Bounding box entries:

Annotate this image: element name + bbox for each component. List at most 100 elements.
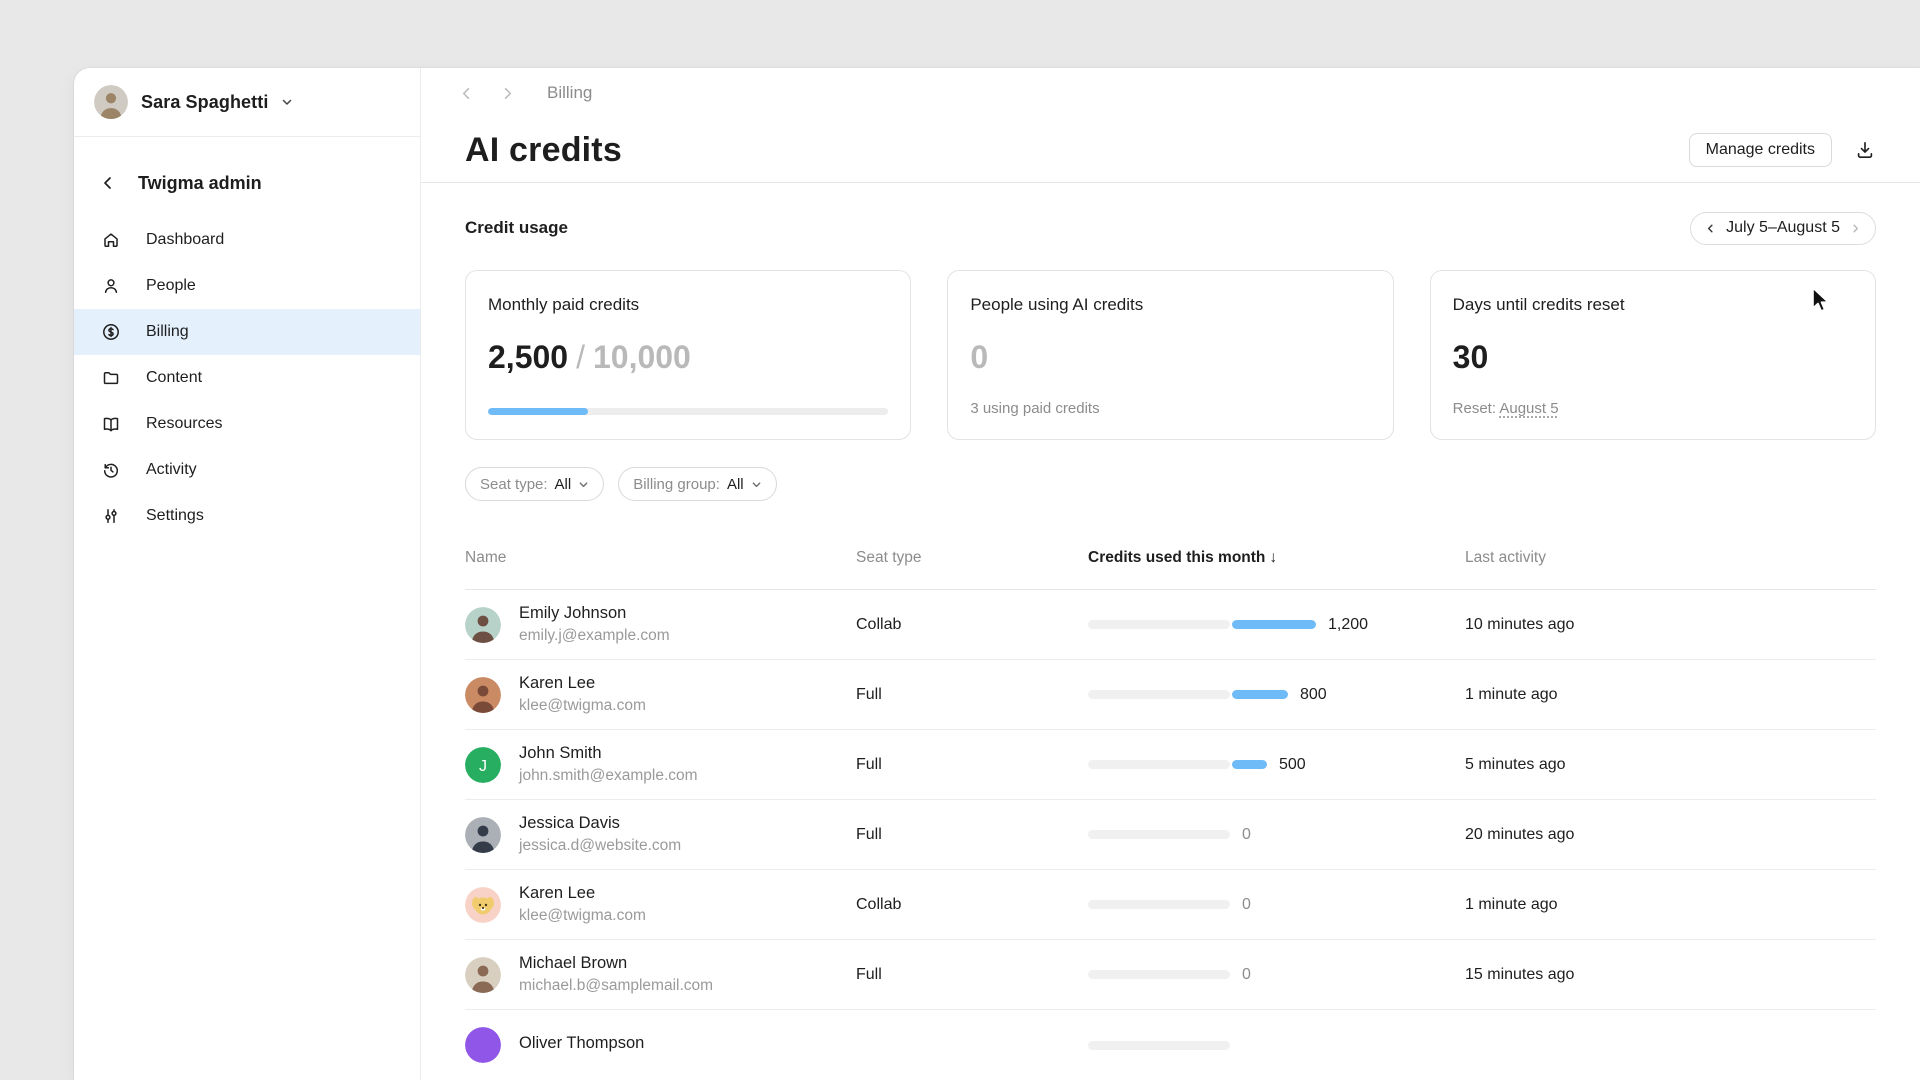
column-header-name[interactable]: Name — [465, 549, 507, 566]
chevron-down-icon — [751, 479, 762, 490]
table-row[interactable]: Oliver Thompson — [465, 1010, 1876, 1080]
column-header-seat-type[interactable]: Seat type — [856, 549, 922, 566]
credit-bar-paid — [1232, 620, 1316, 629]
row-credit-bar: 500 — [1088, 756, 1465, 774]
row-email: emily.j@example.com — [519, 627, 670, 644]
row-credit-bar: 800 — [1088, 686, 1465, 704]
row-credits-value: 1,200 — [1328, 615, 1369, 633]
card-title: Monthly paid credits — [488, 295, 640, 314]
user-name: Sara Spaghetti — [141, 91, 269, 112]
sidebar-item-label: Settings — [146, 507, 204, 524]
row-credits-value: 0 — [1242, 895, 1251, 913]
sidebar: Sara Spaghetti Twigma admin Dashboard — [74, 68, 421, 1080]
row-name: Oliver Thompson — [519, 1033, 645, 1052]
table-row[interactable]: Michael Brown michael.b@samplemail.com Ful… — [465, 940, 1876, 1010]
table-row[interactable]: Emily Johnson emily.j@example.com Collab 1,… — [465, 590, 1876, 660]
days-until-reset-value: 30 — [1452, 339, 1489, 375]
chevron-down-icon — [281, 96, 293, 108]
table-body: Emily Johnson emily.j@example.com Collab 1,… — [465, 590, 1876, 1080]
page-title: AI credits — [465, 130, 622, 169]
credit-bar-track — [1088, 760, 1230, 769]
credits-progress-fill — [488, 408, 589, 415]
row-credit-bar — [1088, 1040, 1465, 1050]
credits-used-value: 2,500 — [488, 339, 569, 375]
svg-text:J: J — [479, 758, 487, 775]
column-header-last-activity[interactable]: Last activity — [1465, 549, 1546, 566]
sidebar-item-label: Activity — [146, 461, 197, 478]
seat-type-filter[interactable]: Seat type: All — [465, 467, 605, 501]
row-name: Jessica Davis — [519, 814, 620, 832]
date-range-picker[interactable]: July 5–August 5 — [1690, 211, 1876, 245]
sidebar-item-label: Content — [146, 369, 203, 386]
card-title: Days until credits reset — [1452, 295, 1625, 314]
card-monthly-paid-credits: Monthly paid credits 2,500 / 10,000 — [465, 270, 912, 440]
sliders-icon — [100, 505, 122, 527]
folder-icon — [100, 367, 122, 389]
reset-date-link[interactable]: August 5 — [1499, 400, 1559, 417]
sidebar-item-label: Dashboard — [146, 231, 225, 248]
sidebar-item-resources[interactable]: Resources — [74, 401, 420, 447]
sidebar-item-billing[interactable]: Billing — [74, 309, 420, 355]
table-row[interactable]: Jessica Davis jessica.d@website.com Full 0 2… — [465, 800, 1876, 870]
billing-group-filter[interactable]: Billing group: All — [618, 467, 777, 501]
sidebar-item-dashboard[interactable]: Dashboard — [74, 217, 420, 263]
card-days-until-reset: Days until credits reset 30 Reset: Augus… — [1429, 270, 1876, 440]
header-divider — [421, 182, 1920, 183]
sidebar-item-settings[interactable]: Settings — [74, 493, 420, 539]
sidebar-back-button[interactable] — [100, 175, 116, 191]
sidebar-item-people[interactable]: People — [74, 263, 420, 309]
filter-value: All — [554, 475, 572, 493]
row-last-activity: 5 minutes ago — [1465, 755, 1566, 773]
row-last-activity: 20 minutes ago — [1465, 825, 1575, 843]
table-row[interactable]: Karen Lee klee@twigma.com Collab 0 1 minute … — [465, 870, 1876, 940]
credit-bar-track — [1088, 690, 1230, 699]
row-seat-type: Collab — [856, 615, 902, 633]
credit-bar-track — [1088, 900, 1230, 909]
row-credit-bar: 0 — [1088, 896, 1465, 914]
row-email: john.smith@example.com — [519, 767, 698, 784]
download-icon[interactable] — [1854, 139, 1876, 161]
row-seat-type: Full — [856, 685, 882, 703]
manage-credits-button[interactable]: Manage credits — [1688, 133, 1832, 168]
credit-bar-paid — [1232, 690, 1288, 699]
row-last-activity: 10 minutes ago — [1465, 615, 1575, 633]
row-last-activity: 1 minute ago — [1465, 895, 1558, 913]
user-avatar — [465, 886, 501, 923]
chevron-left-icon[interactable] — [1705, 223, 1716, 234]
user-menu[interactable]: Sara Spaghetti — [74, 68, 420, 137]
row-credits-value: 0 — [1242, 965, 1251, 983]
table-row[interactable]: J John Smith john.smith@example.com Full 500… — [465, 730, 1876, 800]
card-subtext: 3 using paid credits — [970, 400, 1100, 417]
column-header-credits[interactable]: Credits used this month ↓ — [1088, 549, 1278, 566]
row-email: jessica.d@website.com — [519, 837, 682, 854]
nav-forward-icon[interactable] — [500, 86, 515, 101]
history-icon — [100, 459, 122, 481]
sidebar-item-label: People — [146, 277, 196, 294]
card-people-using-credits: People using AI credits 0 3 using paid c… — [947, 270, 1394, 440]
nav-back-icon[interactable] — [459, 86, 474, 101]
sidebar-item-content[interactable]: Content — [74, 355, 420, 401]
section-title: Credit usage — [465, 218, 568, 237]
credit-bar-track — [1088, 620, 1230, 629]
home-icon — [100, 229, 122, 251]
table-row[interactable]: Karen Lee klee@twigma.com Full 800 1 minute … — [465, 660, 1876, 730]
sidebar-item-activity[interactable]: Activity — [74, 447, 420, 493]
row-name: John Smith — [519, 744, 602, 762]
credit-bar-paid — [1232, 760, 1267, 769]
breadcrumb[interactable]: Billing — [547, 83, 593, 102]
user-avatar — [465, 1027, 501, 1063]
user-avatar — [465, 676, 501, 713]
credit-bar-track — [1088, 1040, 1230, 1050]
credits-total-value: 10,000 — [592, 339, 691, 375]
row-seat-type: Full — [856, 965, 882, 983]
date-range-label: July 5–August 5 — [1726, 219, 1840, 236]
row-credit-bar: 1,200 — [1088, 616, 1465, 634]
row-seat-type: Full — [856, 755, 882, 773]
row-email: klee@twigma.com — [519, 697, 646, 714]
dollar-circle-icon — [100, 321, 122, 343]
chevron-right-icon[interactable] — [1850, 223, 1861, 234]
row-name: Emily Johnson — [519, 604, 627, 622]
row-credit-bar: 0 — [1088, 966, 1465, 984]
row-last-activity: 15 minutes ago — [1465, 965, 1575, 983]
sidebar-item-label: Billing — [146, 323, 189, 340]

Task prompt >> Copy out the items above word for word, from the line containing "column-header-name[interactable]: Name —" through the line containing "row-credit-bar: 800 — [1088, 686, 1465, 704]", both included.

Exercise response >>
column-header-name[interactable]: Name — [465, 549, 507, 566]
chevron-down-icon — [751, 479, 762, 490]
table-row[interactable]: Oliver Thompson — [465, 1010, 1876, 1080]
column-header-seat-type[interactable]: Seat type — [856, 549, 922, 566]
credit-bar-paid — [1232, 620, 1316, 629]
row-credit-bar: 500 — [1088, 756, 1465, 774]
row-email: emily.j@example.com — [519, 627, 670, 644]
row-credit-bar: 800 — [1088, 686, 1465, 704]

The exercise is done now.